**To be done**
Select every line below containing the word "chevron".

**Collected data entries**
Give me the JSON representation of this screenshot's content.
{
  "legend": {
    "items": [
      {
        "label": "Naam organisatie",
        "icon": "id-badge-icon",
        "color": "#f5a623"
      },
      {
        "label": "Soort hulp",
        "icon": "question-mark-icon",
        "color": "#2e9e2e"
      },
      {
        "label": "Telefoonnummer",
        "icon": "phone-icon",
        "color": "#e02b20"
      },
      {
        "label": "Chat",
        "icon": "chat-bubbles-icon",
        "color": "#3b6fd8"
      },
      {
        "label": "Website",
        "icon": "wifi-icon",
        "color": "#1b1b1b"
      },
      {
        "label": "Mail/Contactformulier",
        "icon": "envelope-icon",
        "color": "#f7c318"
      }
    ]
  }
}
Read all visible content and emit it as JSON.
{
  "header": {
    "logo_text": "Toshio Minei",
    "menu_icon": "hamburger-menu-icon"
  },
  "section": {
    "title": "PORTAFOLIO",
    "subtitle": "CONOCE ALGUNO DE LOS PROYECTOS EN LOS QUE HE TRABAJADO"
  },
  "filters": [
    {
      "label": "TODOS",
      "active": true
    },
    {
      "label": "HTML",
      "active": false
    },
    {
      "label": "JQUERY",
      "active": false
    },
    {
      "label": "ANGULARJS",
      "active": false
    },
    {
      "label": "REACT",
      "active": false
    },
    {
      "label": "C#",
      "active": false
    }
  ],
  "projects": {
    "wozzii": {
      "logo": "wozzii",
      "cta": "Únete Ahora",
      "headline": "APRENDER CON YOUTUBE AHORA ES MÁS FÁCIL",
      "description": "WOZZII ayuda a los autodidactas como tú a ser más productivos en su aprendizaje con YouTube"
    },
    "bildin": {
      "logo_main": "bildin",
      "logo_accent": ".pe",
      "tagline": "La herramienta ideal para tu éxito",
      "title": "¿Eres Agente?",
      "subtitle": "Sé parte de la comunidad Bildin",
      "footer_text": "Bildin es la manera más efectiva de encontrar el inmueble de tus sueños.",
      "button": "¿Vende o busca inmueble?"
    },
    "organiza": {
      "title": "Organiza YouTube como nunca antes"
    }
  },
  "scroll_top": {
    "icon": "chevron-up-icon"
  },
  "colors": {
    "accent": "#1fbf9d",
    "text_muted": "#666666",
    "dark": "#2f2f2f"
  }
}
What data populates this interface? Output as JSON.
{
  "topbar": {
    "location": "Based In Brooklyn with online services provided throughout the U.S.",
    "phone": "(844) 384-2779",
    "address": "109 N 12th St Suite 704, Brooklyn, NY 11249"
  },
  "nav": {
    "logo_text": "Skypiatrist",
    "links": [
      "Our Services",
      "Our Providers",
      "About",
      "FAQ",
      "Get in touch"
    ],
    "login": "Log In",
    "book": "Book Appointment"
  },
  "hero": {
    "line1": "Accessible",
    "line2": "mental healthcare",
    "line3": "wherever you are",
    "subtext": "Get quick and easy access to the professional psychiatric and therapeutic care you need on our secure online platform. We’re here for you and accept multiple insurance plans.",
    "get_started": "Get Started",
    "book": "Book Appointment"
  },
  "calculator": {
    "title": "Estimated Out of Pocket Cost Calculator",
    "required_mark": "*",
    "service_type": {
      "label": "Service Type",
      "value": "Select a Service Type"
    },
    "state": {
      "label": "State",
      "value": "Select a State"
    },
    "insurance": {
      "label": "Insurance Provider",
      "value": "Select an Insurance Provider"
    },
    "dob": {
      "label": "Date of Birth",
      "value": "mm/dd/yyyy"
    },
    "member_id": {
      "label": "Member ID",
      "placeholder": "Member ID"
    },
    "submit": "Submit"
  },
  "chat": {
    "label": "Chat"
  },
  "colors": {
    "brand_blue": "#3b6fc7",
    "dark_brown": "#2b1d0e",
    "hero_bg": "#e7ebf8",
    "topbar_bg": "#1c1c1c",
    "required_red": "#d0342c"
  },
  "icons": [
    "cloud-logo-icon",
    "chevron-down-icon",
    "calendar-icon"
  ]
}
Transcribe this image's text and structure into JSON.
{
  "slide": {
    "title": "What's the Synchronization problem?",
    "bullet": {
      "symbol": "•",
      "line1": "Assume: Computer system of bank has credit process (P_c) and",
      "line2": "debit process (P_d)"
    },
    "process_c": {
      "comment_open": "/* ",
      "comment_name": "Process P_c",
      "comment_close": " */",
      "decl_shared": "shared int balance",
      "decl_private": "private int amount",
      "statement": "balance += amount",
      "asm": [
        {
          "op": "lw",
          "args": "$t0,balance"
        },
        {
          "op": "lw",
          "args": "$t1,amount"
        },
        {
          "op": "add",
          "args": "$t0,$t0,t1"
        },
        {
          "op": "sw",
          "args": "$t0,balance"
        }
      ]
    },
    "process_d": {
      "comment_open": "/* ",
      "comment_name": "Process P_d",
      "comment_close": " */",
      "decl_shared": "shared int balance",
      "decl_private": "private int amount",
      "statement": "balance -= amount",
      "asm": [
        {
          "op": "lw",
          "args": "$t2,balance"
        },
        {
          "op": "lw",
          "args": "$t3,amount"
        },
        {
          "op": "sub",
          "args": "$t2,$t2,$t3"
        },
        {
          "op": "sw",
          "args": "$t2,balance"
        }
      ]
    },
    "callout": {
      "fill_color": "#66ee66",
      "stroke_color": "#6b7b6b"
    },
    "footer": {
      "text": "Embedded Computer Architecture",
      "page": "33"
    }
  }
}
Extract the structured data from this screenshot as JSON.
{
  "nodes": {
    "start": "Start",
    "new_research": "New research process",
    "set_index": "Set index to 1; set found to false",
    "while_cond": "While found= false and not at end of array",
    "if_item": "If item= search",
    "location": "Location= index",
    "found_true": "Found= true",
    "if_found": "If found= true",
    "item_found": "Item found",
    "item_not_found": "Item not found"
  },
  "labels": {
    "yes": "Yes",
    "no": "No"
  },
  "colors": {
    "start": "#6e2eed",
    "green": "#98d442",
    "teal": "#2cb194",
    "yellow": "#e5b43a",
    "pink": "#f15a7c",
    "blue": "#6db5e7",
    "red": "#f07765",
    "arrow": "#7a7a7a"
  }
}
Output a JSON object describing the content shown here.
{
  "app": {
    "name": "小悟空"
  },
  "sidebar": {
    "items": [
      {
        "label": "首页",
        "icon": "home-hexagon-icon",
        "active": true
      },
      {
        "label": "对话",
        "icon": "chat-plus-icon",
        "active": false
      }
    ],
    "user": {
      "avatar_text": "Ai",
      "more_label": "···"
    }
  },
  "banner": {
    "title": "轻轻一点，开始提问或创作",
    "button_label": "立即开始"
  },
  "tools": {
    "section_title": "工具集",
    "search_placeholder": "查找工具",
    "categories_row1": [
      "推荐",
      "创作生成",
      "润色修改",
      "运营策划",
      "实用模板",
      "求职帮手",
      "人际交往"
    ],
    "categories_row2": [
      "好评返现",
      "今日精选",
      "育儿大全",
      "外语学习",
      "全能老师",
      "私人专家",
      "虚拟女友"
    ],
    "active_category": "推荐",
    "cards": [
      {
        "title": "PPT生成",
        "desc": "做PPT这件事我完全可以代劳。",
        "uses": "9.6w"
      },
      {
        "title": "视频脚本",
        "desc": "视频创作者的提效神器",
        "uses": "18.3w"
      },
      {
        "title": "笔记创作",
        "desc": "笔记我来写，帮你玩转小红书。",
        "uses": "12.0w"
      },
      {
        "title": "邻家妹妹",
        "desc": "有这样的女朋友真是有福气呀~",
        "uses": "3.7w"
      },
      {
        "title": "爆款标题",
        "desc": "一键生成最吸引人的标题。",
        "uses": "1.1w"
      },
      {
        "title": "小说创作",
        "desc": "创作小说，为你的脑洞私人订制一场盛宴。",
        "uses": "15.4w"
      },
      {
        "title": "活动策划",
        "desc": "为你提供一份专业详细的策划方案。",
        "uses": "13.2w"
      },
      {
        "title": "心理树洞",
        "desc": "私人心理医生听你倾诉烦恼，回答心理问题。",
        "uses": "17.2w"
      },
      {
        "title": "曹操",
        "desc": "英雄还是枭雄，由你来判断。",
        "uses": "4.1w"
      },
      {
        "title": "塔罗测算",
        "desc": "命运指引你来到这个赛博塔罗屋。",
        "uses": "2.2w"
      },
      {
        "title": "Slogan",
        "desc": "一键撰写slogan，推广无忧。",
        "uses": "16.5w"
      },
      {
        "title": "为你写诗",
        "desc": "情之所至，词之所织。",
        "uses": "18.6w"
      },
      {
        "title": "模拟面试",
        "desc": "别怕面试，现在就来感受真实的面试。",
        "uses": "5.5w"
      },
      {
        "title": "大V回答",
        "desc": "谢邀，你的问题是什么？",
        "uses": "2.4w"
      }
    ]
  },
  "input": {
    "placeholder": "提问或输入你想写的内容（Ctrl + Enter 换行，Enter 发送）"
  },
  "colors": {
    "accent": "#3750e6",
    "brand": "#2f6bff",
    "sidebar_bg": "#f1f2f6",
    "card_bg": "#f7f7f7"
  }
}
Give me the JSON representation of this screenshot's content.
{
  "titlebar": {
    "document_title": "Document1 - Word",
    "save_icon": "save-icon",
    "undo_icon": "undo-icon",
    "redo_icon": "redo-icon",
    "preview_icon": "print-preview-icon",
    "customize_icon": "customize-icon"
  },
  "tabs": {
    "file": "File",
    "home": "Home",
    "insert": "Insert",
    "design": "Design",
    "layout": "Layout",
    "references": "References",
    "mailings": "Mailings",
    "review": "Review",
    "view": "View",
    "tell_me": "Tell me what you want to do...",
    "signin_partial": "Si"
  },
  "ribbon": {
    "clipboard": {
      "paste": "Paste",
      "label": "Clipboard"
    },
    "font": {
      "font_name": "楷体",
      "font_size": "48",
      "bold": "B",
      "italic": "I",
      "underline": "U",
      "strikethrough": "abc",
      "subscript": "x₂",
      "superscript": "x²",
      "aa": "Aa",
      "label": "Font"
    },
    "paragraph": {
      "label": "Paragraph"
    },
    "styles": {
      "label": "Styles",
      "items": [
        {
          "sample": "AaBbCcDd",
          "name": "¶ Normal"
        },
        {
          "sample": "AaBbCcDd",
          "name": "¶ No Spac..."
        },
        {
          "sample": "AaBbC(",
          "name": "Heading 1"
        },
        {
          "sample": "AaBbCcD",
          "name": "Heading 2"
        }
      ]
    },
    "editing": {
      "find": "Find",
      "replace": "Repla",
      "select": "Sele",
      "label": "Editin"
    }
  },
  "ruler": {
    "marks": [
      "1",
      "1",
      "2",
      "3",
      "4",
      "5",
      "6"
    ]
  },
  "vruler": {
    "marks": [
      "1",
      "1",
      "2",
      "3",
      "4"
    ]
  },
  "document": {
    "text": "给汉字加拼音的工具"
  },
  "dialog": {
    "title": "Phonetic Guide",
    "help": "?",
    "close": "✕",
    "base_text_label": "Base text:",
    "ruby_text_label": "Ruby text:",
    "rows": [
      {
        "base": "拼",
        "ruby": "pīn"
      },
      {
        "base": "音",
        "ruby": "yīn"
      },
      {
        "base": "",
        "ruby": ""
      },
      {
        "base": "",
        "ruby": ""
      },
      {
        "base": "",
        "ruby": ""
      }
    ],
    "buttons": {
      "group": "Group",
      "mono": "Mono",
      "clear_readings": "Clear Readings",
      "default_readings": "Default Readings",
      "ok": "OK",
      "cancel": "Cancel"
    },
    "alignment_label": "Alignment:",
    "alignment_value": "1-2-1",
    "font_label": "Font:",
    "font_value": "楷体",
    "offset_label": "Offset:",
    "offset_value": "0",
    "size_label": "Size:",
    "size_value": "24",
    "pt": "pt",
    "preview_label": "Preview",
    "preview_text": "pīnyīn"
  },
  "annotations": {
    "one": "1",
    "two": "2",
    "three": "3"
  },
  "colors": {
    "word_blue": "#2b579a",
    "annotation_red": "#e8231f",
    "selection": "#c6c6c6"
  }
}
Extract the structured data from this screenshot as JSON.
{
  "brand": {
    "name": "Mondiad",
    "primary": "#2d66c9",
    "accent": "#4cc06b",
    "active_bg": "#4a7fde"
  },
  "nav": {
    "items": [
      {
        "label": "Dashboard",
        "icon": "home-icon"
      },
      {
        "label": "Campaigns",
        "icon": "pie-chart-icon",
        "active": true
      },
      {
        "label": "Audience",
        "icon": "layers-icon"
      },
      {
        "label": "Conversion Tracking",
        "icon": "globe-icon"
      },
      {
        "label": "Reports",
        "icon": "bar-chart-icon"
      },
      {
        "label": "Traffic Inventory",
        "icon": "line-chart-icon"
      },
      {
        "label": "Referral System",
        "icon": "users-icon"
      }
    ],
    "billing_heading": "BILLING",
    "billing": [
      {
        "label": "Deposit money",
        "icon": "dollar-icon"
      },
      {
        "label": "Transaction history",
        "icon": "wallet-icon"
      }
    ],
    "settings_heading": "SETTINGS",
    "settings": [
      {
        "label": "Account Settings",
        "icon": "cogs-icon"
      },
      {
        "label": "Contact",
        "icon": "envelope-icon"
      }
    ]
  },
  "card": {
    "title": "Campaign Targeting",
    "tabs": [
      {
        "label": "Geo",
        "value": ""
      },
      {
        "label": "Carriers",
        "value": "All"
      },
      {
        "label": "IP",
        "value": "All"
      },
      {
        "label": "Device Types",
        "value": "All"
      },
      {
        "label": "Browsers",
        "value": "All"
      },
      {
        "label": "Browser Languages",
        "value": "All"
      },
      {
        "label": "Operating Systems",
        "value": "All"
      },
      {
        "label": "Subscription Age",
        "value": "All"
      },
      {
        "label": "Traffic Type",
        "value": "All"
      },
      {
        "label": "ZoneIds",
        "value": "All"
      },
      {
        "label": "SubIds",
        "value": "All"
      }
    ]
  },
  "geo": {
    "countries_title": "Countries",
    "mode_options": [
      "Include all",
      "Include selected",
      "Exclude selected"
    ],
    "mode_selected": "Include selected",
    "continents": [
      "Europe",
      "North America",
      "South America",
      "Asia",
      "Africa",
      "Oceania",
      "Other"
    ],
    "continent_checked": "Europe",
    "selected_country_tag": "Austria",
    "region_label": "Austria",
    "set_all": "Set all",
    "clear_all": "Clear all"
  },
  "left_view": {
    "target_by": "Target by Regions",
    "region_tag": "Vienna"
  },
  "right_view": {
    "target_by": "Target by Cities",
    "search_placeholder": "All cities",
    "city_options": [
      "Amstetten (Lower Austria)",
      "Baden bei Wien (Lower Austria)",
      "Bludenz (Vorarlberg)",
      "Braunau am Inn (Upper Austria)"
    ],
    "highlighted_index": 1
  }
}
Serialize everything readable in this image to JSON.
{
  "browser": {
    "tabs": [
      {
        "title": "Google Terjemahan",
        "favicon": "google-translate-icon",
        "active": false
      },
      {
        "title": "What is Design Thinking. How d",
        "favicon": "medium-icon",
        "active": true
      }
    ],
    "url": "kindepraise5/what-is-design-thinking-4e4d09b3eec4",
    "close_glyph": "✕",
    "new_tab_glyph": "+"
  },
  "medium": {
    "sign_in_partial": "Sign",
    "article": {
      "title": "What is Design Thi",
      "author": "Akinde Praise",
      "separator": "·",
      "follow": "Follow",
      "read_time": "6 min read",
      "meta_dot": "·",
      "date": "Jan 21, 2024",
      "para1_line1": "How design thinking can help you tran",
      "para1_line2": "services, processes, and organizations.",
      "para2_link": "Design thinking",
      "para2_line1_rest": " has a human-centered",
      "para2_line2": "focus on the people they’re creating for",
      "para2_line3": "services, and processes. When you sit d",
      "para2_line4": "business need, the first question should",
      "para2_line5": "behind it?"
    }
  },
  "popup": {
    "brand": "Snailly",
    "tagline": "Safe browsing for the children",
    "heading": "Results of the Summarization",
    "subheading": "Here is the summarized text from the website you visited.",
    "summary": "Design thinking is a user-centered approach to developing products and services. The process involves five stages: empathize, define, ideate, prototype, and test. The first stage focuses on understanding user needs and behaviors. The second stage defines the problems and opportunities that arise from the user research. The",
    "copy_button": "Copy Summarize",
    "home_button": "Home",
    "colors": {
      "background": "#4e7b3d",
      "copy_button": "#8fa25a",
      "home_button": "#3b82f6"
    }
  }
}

**Reply**
    "icon": "chevron-up-icon"
    "chevron-down-icon",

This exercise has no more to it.